(Document extract)
____________________

# Description of all polynomials with degree higher than 2

$$\left\{ \sum_{n=1}^{k}(a_{n}x^{b_n})+a_{k+1} \mid a_{n}\in \mathbb{R},k, b_n \in \mathbb{N}\: \mathbf{and}\: b_n \geqslant 2 \right\}$$

This is really supposed to be a vector space, but ignoring any aspect of that, is this an accurate description of the set of all polynomials with degree greater or equal to two? Or am I just very wrong? Can I accurately describe what set the numbers

$$a_1,a_2,a_3,a_4...a_n$$

lie in with just saying that $$a_n \in \mathbb{R}$$

or is there a better syntax to use?

• The degrees here need not be greater than 2, only the exponents. No restriction is placed on the coefficients, which is good since one needs them all zero to obtain the zero element of the vector space. These polynomials may be more simply described as those with $0$ for the linear coefficient. – coffeemath Oct 27 '15 at 21:03
• I think your description is not right. Consider, for instance the polynomial such that $a_n = 0$ for $n=1\ldots k$ and $a_{k+1} \neq 0$. This is in fact a constant and fits the description of your set, but this polynomial has degree $0$. – Integral Oct 27 '15 at 21:08
• The set of polynomials (in one variable) over $\mathbb R$ of degree at least two is just $$\left\{ \sum_{n=0}^k a_nx^n : k\geq 2,a_k\neq0 \right\}$$ right? And it is NOT a vector space because it doesn't contain $0$. – MPW Oct 27 '15 at 21:10

Here is a simpler description: $$\big\{ \sum_{k=0}^n a_k x^k : a_k \in \mathbb R, n \in \mathbb N, n>2, a_n \ne 0 \big\}$$
Note that a polynomial with degree higher than $2$ can have terms of lower degree. The key point is that the term with highest degree has exponent greater than $2$.

____________________

(Supplied entries)
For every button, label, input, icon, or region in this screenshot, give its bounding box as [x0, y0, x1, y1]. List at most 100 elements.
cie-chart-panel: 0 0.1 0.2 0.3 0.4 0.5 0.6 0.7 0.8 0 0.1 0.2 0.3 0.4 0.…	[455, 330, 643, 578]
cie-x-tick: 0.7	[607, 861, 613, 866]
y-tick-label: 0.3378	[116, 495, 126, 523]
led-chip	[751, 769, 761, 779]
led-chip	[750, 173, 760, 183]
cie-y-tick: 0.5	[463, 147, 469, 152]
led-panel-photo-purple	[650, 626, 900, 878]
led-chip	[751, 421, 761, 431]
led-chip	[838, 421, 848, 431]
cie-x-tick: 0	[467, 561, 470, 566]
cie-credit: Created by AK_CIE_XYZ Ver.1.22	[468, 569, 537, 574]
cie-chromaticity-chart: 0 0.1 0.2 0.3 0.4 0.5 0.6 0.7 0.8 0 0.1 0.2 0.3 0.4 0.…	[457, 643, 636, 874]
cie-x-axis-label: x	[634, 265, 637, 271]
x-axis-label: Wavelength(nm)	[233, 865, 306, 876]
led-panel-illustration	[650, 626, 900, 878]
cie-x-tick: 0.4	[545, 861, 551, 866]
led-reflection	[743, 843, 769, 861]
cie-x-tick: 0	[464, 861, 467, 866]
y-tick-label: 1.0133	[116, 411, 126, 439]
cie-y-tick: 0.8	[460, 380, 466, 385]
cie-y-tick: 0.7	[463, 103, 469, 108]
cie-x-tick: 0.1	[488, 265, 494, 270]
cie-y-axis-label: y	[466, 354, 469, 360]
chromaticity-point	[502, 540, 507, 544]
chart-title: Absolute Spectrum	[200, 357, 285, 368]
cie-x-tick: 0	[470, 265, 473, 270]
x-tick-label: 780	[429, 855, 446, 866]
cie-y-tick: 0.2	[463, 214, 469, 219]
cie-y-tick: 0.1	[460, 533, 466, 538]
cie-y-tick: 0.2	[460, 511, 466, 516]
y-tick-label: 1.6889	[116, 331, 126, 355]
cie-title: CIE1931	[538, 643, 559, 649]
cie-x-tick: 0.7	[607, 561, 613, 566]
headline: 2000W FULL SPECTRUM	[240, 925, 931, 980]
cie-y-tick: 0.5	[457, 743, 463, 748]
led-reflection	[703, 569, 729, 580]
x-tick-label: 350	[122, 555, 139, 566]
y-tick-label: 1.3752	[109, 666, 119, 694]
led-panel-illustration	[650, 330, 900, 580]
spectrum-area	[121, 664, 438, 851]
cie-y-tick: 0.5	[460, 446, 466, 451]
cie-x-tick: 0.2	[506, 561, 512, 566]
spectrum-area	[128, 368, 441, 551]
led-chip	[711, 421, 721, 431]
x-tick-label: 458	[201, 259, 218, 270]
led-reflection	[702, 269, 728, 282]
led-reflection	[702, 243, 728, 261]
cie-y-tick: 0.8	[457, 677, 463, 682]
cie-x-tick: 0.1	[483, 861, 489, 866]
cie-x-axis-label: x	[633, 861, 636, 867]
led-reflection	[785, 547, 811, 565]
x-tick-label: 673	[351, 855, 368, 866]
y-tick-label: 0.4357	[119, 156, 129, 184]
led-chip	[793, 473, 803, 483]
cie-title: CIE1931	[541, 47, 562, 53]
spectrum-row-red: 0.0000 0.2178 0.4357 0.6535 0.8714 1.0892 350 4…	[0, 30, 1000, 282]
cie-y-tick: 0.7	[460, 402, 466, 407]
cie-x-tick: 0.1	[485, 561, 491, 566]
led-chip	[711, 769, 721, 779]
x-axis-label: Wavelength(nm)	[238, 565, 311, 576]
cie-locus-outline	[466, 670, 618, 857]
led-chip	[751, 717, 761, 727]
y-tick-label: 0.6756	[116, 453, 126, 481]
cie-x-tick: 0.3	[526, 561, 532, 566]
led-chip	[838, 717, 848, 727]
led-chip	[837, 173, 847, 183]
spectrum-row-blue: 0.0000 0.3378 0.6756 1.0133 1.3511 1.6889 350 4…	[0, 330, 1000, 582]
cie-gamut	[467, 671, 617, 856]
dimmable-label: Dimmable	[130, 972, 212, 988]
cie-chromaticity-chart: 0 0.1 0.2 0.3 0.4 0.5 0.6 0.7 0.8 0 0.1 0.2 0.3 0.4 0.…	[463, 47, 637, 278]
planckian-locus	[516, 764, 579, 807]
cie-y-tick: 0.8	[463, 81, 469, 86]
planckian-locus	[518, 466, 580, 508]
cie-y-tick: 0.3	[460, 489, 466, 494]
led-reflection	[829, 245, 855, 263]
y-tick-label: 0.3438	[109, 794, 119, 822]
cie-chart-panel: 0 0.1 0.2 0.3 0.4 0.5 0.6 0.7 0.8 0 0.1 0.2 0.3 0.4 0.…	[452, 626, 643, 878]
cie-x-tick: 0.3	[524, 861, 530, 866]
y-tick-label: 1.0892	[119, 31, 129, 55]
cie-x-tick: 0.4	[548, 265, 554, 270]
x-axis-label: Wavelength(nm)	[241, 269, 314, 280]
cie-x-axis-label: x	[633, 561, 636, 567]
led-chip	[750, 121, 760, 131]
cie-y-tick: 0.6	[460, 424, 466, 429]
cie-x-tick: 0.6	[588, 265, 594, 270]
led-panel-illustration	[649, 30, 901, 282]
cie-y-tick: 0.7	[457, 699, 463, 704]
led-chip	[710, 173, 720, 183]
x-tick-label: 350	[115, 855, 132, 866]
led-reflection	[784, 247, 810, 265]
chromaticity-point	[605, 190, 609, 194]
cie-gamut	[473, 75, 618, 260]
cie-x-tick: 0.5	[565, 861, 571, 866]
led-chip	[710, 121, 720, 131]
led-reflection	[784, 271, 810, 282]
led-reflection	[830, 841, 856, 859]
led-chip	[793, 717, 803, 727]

____________________

(Stated exercise 1) Reproduce word for word the part of the polynomial thread running from "# Description of" down to "syntax to use?".
(Stated exercise 2) In the polynomial thread, do these statements agree with the text? (a) One comment says the set of polynomials of degree at least two is not a vector space. (b) The comment from coffeemath says restrictions are placed on the coefficients. (c) The final description says a polynomial with degree higher than 2 cannot have terms of lower degree. Answer yes or no for each, and quote the deciding words.
The listing has no connection to the thread on polynomials of degree higher than two.

(Full output 1)
# Description of all polynomials with degree higher than 2

$$\left\{ \sum_{n=1}^{k}(a_{n}x^{b_n})+a_{k+1} \mid a_{n}\in \mathbb{R},k, b_n \in \mathbb{N}\: \mathbf{and}\: b_n \geqslant 2 \right\}$$

This is really supposed to be a vector space, but ignoring any aspect of that, is this an accurate description of the set of all polynomials with degree greater or equal to two? Or am I just very wrong? Can I accurately describe what set the numbers

$$a_1,a_2,a_3,a_4...a_n$$

lie in with just saying that $$a_n \in \mathbb{R}$$

or is there a better syntax to use?

(Full output 2)
(a) Yes: "it is NOT a vector space because it doesn't contain $0$."
(b) No: "No restriction is placed on the coefficients."
(c) No: "can have terms of lower degree."